▶ **Brief**
Only the pictures are to be left out; set down the rest of the records exactly.
— begin Material shown —
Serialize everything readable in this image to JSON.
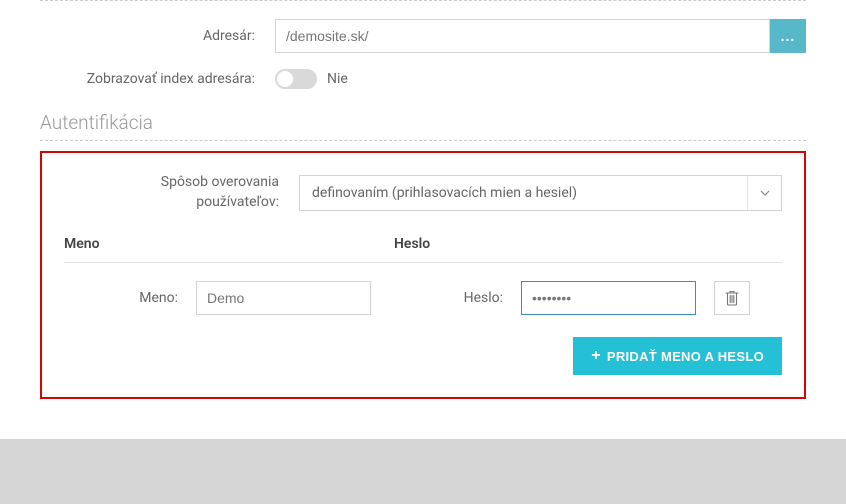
{
  "dir": {
    "label": "Adresár:",
    "value": "/demosite.sk/",
    "browse_btn": "..."
  },
  "index": {
    "label": "Zobrazovať index adresára:",
    "value": "Nie"
  },
  "auth": {
    "title": "Autentifikácia",
    "method_label1": "Spôsob overovania",
    "method_label2": "používateľov:",
    "method_value": "definovaním (prihlasovacích mien a hesiel)",
    "table": {
      "col1": "Meno",
      "col2": "Heslo"
    },
    "row": {
      "name_label": "Meno:",
      "name_value": "Demo",
      "pass_label": "Heslo:",
      "pass_value": "••••••••"
    },
    "add_btn": "PRIDAŤ MENO A HESLO"
  }
}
— end Material shown —
▶ **Written answer**
Serialize everything readable in this image to JSON.
{
  "dir": {
    "label": "Adresár:",
    "value": "/demosite.sk/",
    "browse_btn": "..."
  },
  "index": {
    "label": "Zobrazovať index adresára:",
    "value": "Nie"
  },
  "auth": {
    "title": "Autentifikácia",
    "method_label1": "Spôsob overovania",
    "method_label2": "používateľov:",
    "method_value": "definovaním (prihlasovacích mien a hesiel)",
    "table": {
      "col1": "Meno",
      "col2": "Heslo"
    },
    "row": {
      "name_label": "Meno:",
      "name_value": "Demo",
      "pass_label": "Heslo:",
      "pass_value": "••••••••"
    },
    "add_btn": "PRIDAŤ MENO A HESLO"
  }
}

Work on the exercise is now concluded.